##### MATERIALS PROVIDED #####
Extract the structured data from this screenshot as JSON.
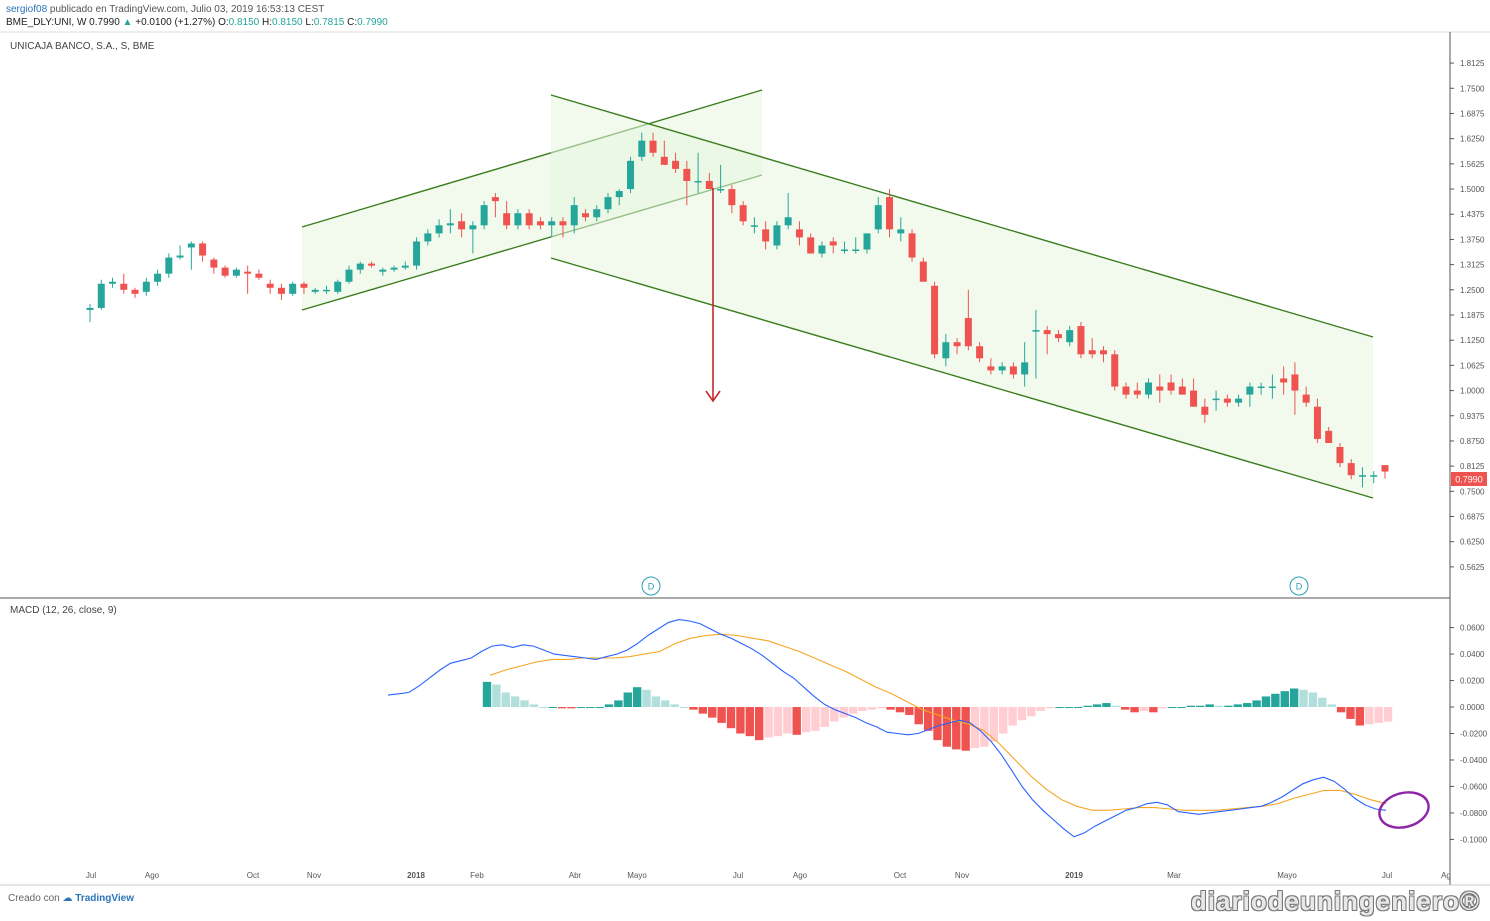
{
  "header": {
    "user": "sergiof08",
    "published_text": "publicado en TradingView.com, Julio 03, 2019 16:53:13 CEST",
    "symbol": "BME_DLY:UNI, W",
    "last": "0.7990",
    "change": "+0.0100 (+1.27%)",
    "o_label": "O:",
    "o_value": "0.8150",
    "h_label": "H:",
    "h_value": "0.8150",
    "l_label": "L:",
    "l_value": "0.7815",
    "c_label": "C:",
    "c_value": "0.7990"
  },
  "chart_title": "UNICAJA BANCO, S.A., S, BME",
  "macd_title": "MACD (12, 26, close, 9)",
  "footer": {
    "prefix": "Creado con",
    "brand": "TradingView"
  },
  "watermark": "diariodeuningeniero®",
  "colors": {
    "up": "#26a69a",
    "down": "#ef5350",
    "macd": "#2962ff",
    "signal": "#f5a623",
    "hist_up_strong": "#26a69a",
    "hist_up_weak": "#b2dfdb",
    "hist_down_strong": "#ef5350",
    "hist_down_weak": "#ffcdd2",
    "channel": "#3a7d1e",
    "arrow": "#c62828",
    "circle": "#8e24aa"
  },
  "chart_data": [
    {
      "type": "candlestick",
      "title": "UNICAJA BANCO, S.A., S, BME",
      "x_tick_labels": [
        "Jul",
        "Ago",
        "Oct",
        "Nov",
        "2018",
        "Feb",
        "Abr",
        "Mayo",
        "Jul",
        "Ago",
        "Oct",
        "Nov",
        "2019",
        "Mar",
        "Mayo",
        "Jul",
        "Ag"
      ],
      "y_tick_labels": [
        "1.8125",
        "1.7500",
        "1.6875",
        "1.6250",
        "1.5625",
        "1.5000",
        "1.4375",
        "1.3750",
        "1.3125",
        "1.2500",
        "1.1875",
        "1.1250",
        "1.0625",
        "1.0000",
        "0.9375",
        "0.8750",
        "0.8125",
        "0.7500",
        "0.6875",
        "0.6250",
        "0.5625"
      ],
      "ylim": [
        0.53,
        1.84
      ],
      "last_price_label": "0.7990",
      "event_markers": [
        "D",
        "D"
      ],
      "candles": [
        {
          "o": 1.2,
          "h": 1.215,
          "l": 1.17,
          "c": 1.205
        },
        {
          "o": 1.205,
          "h": 1.275,
          "l": 1.2,
          "c": 1.265
        },
        {
          "o": 1.265,
          "h": 1.28,
          "l": 1.255,
          "c": 1.27
        },
        {
          "o": 1.265,
          "h": 1.29,
          "l": 1.24,
          "c": 1.25
        },
        {
          "o": 1.25,
          "h": 1.255,
          "l": 1.23,
          "c": 1.24
        },
        {
          "o": 1.245,
          "h": 1.28,
          "l": 1.235,
          "c": 1.27
        },
        {
          "o": 1.27,
          "h": 1.3,
          "l": 1.26,
          "c": 1.29
        },
        {
          "o": 1.29,
          "h": 1.34,
          "l": 1.28,
          "c": 1.33
        },
        {
          "o": 1.33,
          "h": 1.36,
          "l": 1.325,
          "c": 1.335
        },
        {
          "o": 1.355,
          "h": 1.37,
          "l": 1.3,
          "c": 1.365
        },
        {
          "o": 1.365,
          "h": 1.37,
          "l": 1.32,
          "c": 1.335
        },
        {
          "o": 1.325,
          "h": 1.33,
          "l": 1.29,
          "c": 1.305
        },
        {
          "o": 1.305,
          "h": 1.31,
          "l": 1.28,
          "c": 1.285
        },
        {
          "o": 1.285,
          "h": 1.305,
          "l": 1.28,
          "c": 1.3
        },
        {
          "o": 1.295,
          "h": 1.31,
          "l": 1.24,
          "c": 1.29
        },
        {
          "o": 1.29,
          "h": 1.3,
          "l": 1.275,
          "c": 1.28
        },
        {
          "o": 1.265,
          "h": 1.275,
          "l": 1.24,
          "c": 1.255
        },
        {
          "o": 1.255,
          "h": 1.265,
          "l": 1.225,
          "c": 1.24
        },
        {
          "o": 1.24,
          "h": 1.27,
          "l": 1.235,
          "c": 1.265
        },
        {
          "o": 1.265,
          "h": 1.27,
          "l": 1.24,
          "c": 1.255
        },
        {
          "o": 1.245,
          "h": 1.255,
          "l": 1.24,
          "c": 1.25
        },
        {
          "o": 1.25,
          "h": 1.26,
          "l": 1.24,
          "c": 1.25
        },
        {
          "o": 1.245,
          "h": 1.275,
          "l": 1.24,
          "c": 1.27
        },
        {
          "o": 1.27,
          "h": 1.31,
          "l": 1.265,
          "c": 1.3
        },
        {
          "o": 1.3,
          "h": 1.32,
          "l": 1.29,
          "c": 1.315
        },
        {
          "o": 1.315,
          "h": 1.32,
          "l": 1.305,
          "c": 1.31
        },
        {
          "o": 1.295,
          "h": 1.305,
          "l": 1.285,
          "c": 1.3
        },
        {
          "o": 1.3,
          "h": 1.31,
          "l": 1.295,
          "c": 1.305
        },
        {
          "o": 1.305,
          "h": 1.32,
          "l": 1.3,
          "c": 1.31
        },
        {
          "o": 1.31,
          "h": 1.38,
          "l": 1.3,
          "c": 1.37
        },
        {
          "o": 1.37,
          "h": 1.4,
          "l": 1.36,
          "c": 1.39
        },
        {
          "o": 1.39,
          "h": 1.425,
          "l": 1.38,
          "c": 1.41
        },
        {
          "o": 1.41,
          "h": 1.45,
          "l": 1.39,
          "c": 1.415
        },
        {
          "o": 1.42,
          "h": 1.44,
          "l": 1.38,
          "c": 1.4
        },
        {
          "o": 1.4,
          "h": 1.42,
          "l": 1.34,
          "c": 1.41
        },
        {
          "o": 1.41,
          "h": 1.47,
          "l": 1.4,
          "c": 1.46
        },
        {
          "o": 1.48,
          "h": 1.49,
          "l": 1.43,
          "c": 1.47
        },
        {
          "o": 1.44,
          "h": 1.47,
          "l": 1.4,
          "c": 1.41
        },
        {
          "o": 1.41,
          "h": 1.45,
          "l": 1.4,
          "c": 1.44
        },
        {
          "o": 1.44,
          "h": 1.45,
          "l": 1.4,
          "c": 1.41
        },
        {
          "o": 1.42,
          "h": 1.43,
          "l": 1.4,
          "c": 1.41
        },
        {
          "o": 1.41,
          "h": 1.43,
          "l": 1.38,
          "c": 1.42
        },
        {
          "o": 1.42,
          "h": 1.43,
          "l": 1.38,
          "c": 1.41
        },
        {
          "o": 1.41,
          "h": 1.48,
          "l": 1.39,
          "c": 1.46
        },
        {
          "o": 1.44,
          "h": 1.45,
          "l": 1.42,
          "c": 1.43
        },
        {
          "o": 1.43,
          "h": 1.46,
          "l": 1.42,
          "c": 1.45
        },
        {
          "o": 1.45,
          "h": 1.49,
          "l": 1.44,
          "c": 1.48
        },
        {
          "o": 1.48,
          "h": 1.5,
          "l": 1.46,
          "c": 1.495
        },
        {
          "o": 1.5,
          "h": 1.58,
          "l": 1.49,
          "c": 1.57
        },
        {
          "o": 1.58,
          "h": 1.64,
          "l": 1.57,
          "c": 1.62
        },
        {
          "o": 1.62,
          "h": 1.64,
          "l": 1.58,
          "c": 1.59
        },
        {
          "o": 1.58,
          "h": 1.62,
          "l": 1.56,
          "c": 1.56
        },
        {
          "o": 1.57,
          "h": 1.59,
          "l": 1.54,
          "c": 1.55
        },
        {
          "o": 1.55,
          "h": 1.57,
          "l": 1.46,
          "c": 1.52
        },
        {
          "o": 1.52,
          "h": 1.59,
          "l": 1.49,
          "c": 1.52
        },
        {
          "o": 1.52,
          "h": 1.54,
          "l": 1.5,
          "c": 1.5
        },
        {
          "o": 1.5,
          "h": 1.56,
          "l": 1.49,
          "c": 1.5
        },
        {
          "o": 1.5,
          "h": 1.51,
          "l": 1.44,
          "c": 1.46
        },
        {
          "o": 1.46,
          "h": 1.47,
          "l": 1.41,
          "c": 1.42
        },
        {
          "o": 1.41,
          "h": 1.43,
          "l": 1.39,
          "c": 1.41
        },
        {
          "o": 1.4,
          "h": 1.42,
          "l": 1.35,
          "c": 1.37
        },
        {
          "o": 1.36,
          "h": 1.42,
          "l": 1.35,
          "c": 1.41
        },
        {
          "o": 1.41,
          "h": 1.49,
          "l": 1.4,
          "c": 1.43
        },
        {
          "o": 1.4,
          "h": 1.42,
          "l": 1.36,
          "c": 1.38
        },
        {
          "o": 1.38,
          "h": 1.39,
          "l": 1.34,
          "c": 1.34
        },
        {
          "o": 1.34,
          "h": 1.37,
          "l": 1.33,
          "c": 1.36
        },
        {
          "o": 1.37,
          "h": 1.38,
          "l": 1.34,
          "c": 1.36
        },
        {
          "o": 1.35,
          "h": 1.37,
          "l": 1.34,
          "c": 1.35
        },
        {
          "o": 1.35,
          "h": 1.38,
          "l": 1.34,
          "c": 1.35
        },
        {
          "o": 1.35,
          "h": 1.39,
          "l": 1.34,
          "c": 1.39
        },
        {
          "o": 1.4,
          "h": 1.48,
          "l": 1.39,
          "c": 1.46
        },
        {
          "o": 1.48,
          "h": 1.5,
          "l": 1.38,
          "c": 1.4
        },
        {
          "o": 1.39,
          "h": 1.43,
          "l": 1.37,
          "c": 1.4
        },
        {
          "o": 1.39,
          "h": 1.4,
          "l": 1.32,
          "c": 1.33
        },
        {
          "o": 1.32,
          "h": 1.33,
          "l": 1.27,
          "c": 1.27
        },
        {
          "o": 1.26,
          "h": 1.27,
          "l": 1.08,
          "c": 1.09
        },
        {
          "o": 1.08,
          "h": 1.14,
          "l": 1.06,
          "c": 1.12
        },
        {
          "o": 1.12,
          "h": 1.13,
          "l": 1.09,
          "c": 1.11
        },
        {
          "o": 1.18,
          "h": 1.25,
          "l": 1.1,
          "c": 1.11
        },
        {
          "o": 1.11,
          "h": 1.12,
          "l": 1.07,
          "c": 1.08
        },
        {
          "o": 1.06,
          "h": 1.08,
          "l": 1.04,
          "c": 1.05
        },
        {
          "o": 1.05,
          "h": 1.07,
          "l": 1.04,
          "c": 1.06
        },
        {
          "o": 1.06,
          "h": 1.07,
          "l": 1.03,
          "c": 1.04
        },
        {
          "o": 1.04,
          "h": 1.12,
          "l": 1.01,
          "c": 1.07
        },
        {
          "o": 1.15,
          "h": 1.2,
          "l": 1.03,
          "c": 1.15
        },
        {
          "o": 1.15,
          "h": 1.16,
          "l": 1.09,
          "c": 1.14
        },
        {
          "o": 1.14,
          "h": 1.15,
          "l": 1.12,
          "c": 1.13
        },
        {
          "o": 1.12,
          "h": 1.16,
          "l": 1.11,
          "c": 1.15
        },
        {
          "o": 1.16,
          "h": 1.17,
          "l": 1.08,
          "c": 1.09
        },
        {
          "o": 1.1,
          "h": 1.13,
          "l": 1.08,
          "c": 1.09
        },
        {
          "o": 1.1,
          "h": 1.11,
          "l": 1.07,
          "c": 1.09
        },
        {
          "o": 1.09,
          "h": 1.1,
          "l": 1.0,
          "c": 1.01
        },
        {
          "o": 1.01,
          "h": 1.02,
          "l": 0.98,
          "c": 0.99
        },
        {
          "o": 1.0,
          "h": 1.02,
          "l": 0.98,
          "c": 0.99
        },
        {
          "o": 0.99,
          "h": 1.03,
          "l": 0.98,
          "c": 1.02
        },
        {
          "o": 1.01,
          "h": 1.04,
          "l": 0.97,
          "c": 1.0
        },
        {
          "o": 1.02,
          "h": 1.04,
          "l": 0.99,
          "c": 1.0
        },
        {
          "o": 1.01,
          "h": 1.03,
          "l": 0.99,
          "c": 0.99
        },
        {
          "o": 1.0,
          "h": 1.03,
          "l": 0.96,
          "c": 0.96
        },
        {
          "o": 0.96,
          "h": 0.98,
          "l": 0.92,
          "c": 0.94
        },
        {
          "o": 0.98,
          "h": 1.0,
          "l": 0.95,
          "c": 0.98
        },
        {
          "o": 0.98,
          "h": 0.99,
          "l": 0.96,
          "c": 0.97
        },
        {
          "o": 0.97,
          "h": 0.99,
          "l": 0.96,
          "c": 0.98
        },
        {
          "o": 0.99,
          "h": 1.02,
          "l": 0.96,
          "c": 1.01
        },
        {
          "o": 1.01,
          "h": 1.02,
          "l": 0.99,
          "c": 1.01
        },
        {
          "o": 1.01,
          "h": 1.04,
          "l": 0.98,
          "c": 1.01
        },
        {
          "o": 1.03,
          "h": 1.06,
          "l": 0.99,
          "c": 1.02
        },
        {
          "o": 1.04,
          "h": 1.07,
          "l": 0.94,
          "c": 1.0
        },
        {
          "o": 0.99,
          "h": 1.01,
          "l": 0.96,
          "c": 0.97
        },
        {
          "o": 0.96,
          "h": 0.98,
          "l": 0.87,
          "c": 0.88
        },
        {
          "o": 0.9,
          "h": 0.91,
          "l": 0.87,
          "c": 0.87
        },
        {
          "o": 0.86,
          "h": 0.87,
          "l": 0.81,
          "c": 0.82
        },
        {
          "o": 0.82,
          "h": 0.83,
          "l": 0.78,
          "c": 0.79
        },
        {
          "o": 0.79,
          "h": 0.81,
          "l": 0.76,
          "c": 0.79
        },
        {
          "o": 0.79,
          "h": 0.8,
          "l": 0.77,
          "c": 0.79
        },
        {
          "o": 0.815,
          "h": 0.815,
          "l": 0.7815,
          "c": 0.799
        }
      ]
    },
    {
      "type": "line",
      "title": "MACD (12, 26, close, 9)",
      "x_tick_labels": [
        "Jul",
        "Ago",
        "Oct",
        "Nov",
        "2018",
        "Feb",
        "Abr",
        "Mayo",
        "Jul",
        "Ago",
        "Oct",
        "Nov",
        "2019",
        "Mar",
        "Mayo",
        "Jul",
        "Ag"
      ],
      "y_tick_labels": [
        "0.0600",
        "0.0400",
        "0.0200",
        "0.0000",
        "-0.0200",
        "-0.0400",
        "-0.0600",
        "-0.0800",
        "-0.1000"
      ],
      "ylim": [
        -0.108,
        0.068
      ],
      "series": [
        {
          "values": [
            0.009,
            0.01,
            0.011,
            0.016,
            0.022,
            0.028,
            0.033,
            0.035,
            0.037,
            0.042,
            0.046,
            0.047,
            0.045,
            0.047,
            0.046,
            0.043,
            0.04,
            0.039,
            0.038,
            0.037,
            0.036,
            0.038,
            0.04,
            0.043,
            0.048,
            0.054,
            0.059,
            0.064,
            0.066,
            0.065,
            0.063,
            0.059,
            0.055,
            0.052,
            0.048,
            0.044,
            0.039,
            0.033,
            0.027,
            0.022,
            0.015,
            0.008,
            0.002,
            -0.002,
            -0.005,
            -0.008,
            -0.012,
            -0.015,
            -0.019,
            -0.02,
            -0.021,
            -0.02,
            -0.017,
            -0.014,
            -0.012,
            -0.01,
            -0.012,
            -0.018,
            -0.026,
            -0.036,
            -0.048,
            -0.06,
            -0.07,
            -0.078,
            -0.085,
            -0.092,
            -0.098,
            -0.095,
            -0.09,
            -0.086,
            -0.082,
            -0.078,
            -0.076,
            -0.073,
            -0.072,
            -0.074,
            -0.079,
            -0.08,
            -0.081,
            -0.08,
            -0.079,
            -0.078,
            -0.077,
            -0.076,
            -0.075,
            -0.072,
            -0.068,
            -0.063,
            -0.058,
            -0.055,
            -0.053,
            -0.056,
            -0.062,
            -0.069,
            -0.074,
            -0.077,
            -0.078
          ]
        },
        {
          "values": [
            0.024,
            0.028,
            0.031,
            0.034,
            0.036,
            0.036,
            0.037,
            0.037,
            0.037,
            0.038,
            0.04,
            0.042,
            0.048,
            0.052,
            0.054,
            0.055,
            0.054,
            0.052,
            0.05,
            0.046,
            0.042,
            0.037,
            0.032,
            0.027,
            0.021,
            0.015,
            0.01,
            0.004,
            -0.002,
            -0.006,
            -0.01,
            -0.013,
            -0.018,
            -0.028,
            -0.04,
            -0.052,
            -0.062,
            -0.07,
            -0.075,
            -0.078,
            -0.078,
            -0.077,
            -0.076,
            -0.076,
            -0.077,
            -0.078,
            -0.078,
            -0.078,
            -0.077,
            -0.076,
            -0.075,
            -0.073,
            -0.069,
            -0.066,
            -0.063,
            -0.063,
            -0.066,
            -0.07,
            -0.073
          ]
        }
      ],
      "histogram": [
        0.019,
        0.017,
        0.011,
        0.008,
        0.005,
        0.002,
        0.0,
        0.0,
        -0.001,
        -0.001,
        0.0,
        0.0,
        0.0,
        0.002,
        0.005,
        0.011,
        0.015,
        0.013,
        0.008,
        0.005,
        0.002,
        0.0,
        -0.002,
        -0.005,
        -0.008,
        -0.012,
        -0.016,
        -0.02,
        -0.022,
        -0.025,
        -0.023,
        -0.022,
        -0.02,
        -0.021,
        -0.019,
        -0.018,
        -0.015,
        -0.011,
        -0.008,
        -0.005,
        -0.003,
        -0.002,
        -0.001,
        -0.002,
        -0.004,
        -0.006,
        -0.013,
        -0.018,
        -0.025,
        -0.03,
        -0.032,
        -0.033,
        -0.031,
        -0.03,
        -0.026,
        -0.02,
        -0.014,
        -0.01,
        -0.007,
        -0.003,
        -0.001,
        0.0,
        0.0,
        0.0,
        0.001,
        0.002,
        0.003,
        0.001,
        -0.002,
        -0.004,
        -0.003,
        -0.004,
        -0.001,
        0.0,
        0.0,
        0.001,
        0.001,
        0.002,
        0.001,
        0.001,
        0.002,
        0.003,
        0.005,
        0.008,
        0.01,
        0.012,
        0.014,
        0.013,
        0.011,
        0.007,
        0.002,
        -0.004,
        -0.009,
        -0.014,
        -0.013,
        -0.012,
        -0.011
      ]
    }
  ]
}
#####
**REQUEST**
Copy each line above that contains the string "TradingView".

**CORRECT RESPONSE**
    "published_text": "publicado en TradingView.com, Julio 03, 2019 16:53:13 CEST",
    "brand": "TradingView"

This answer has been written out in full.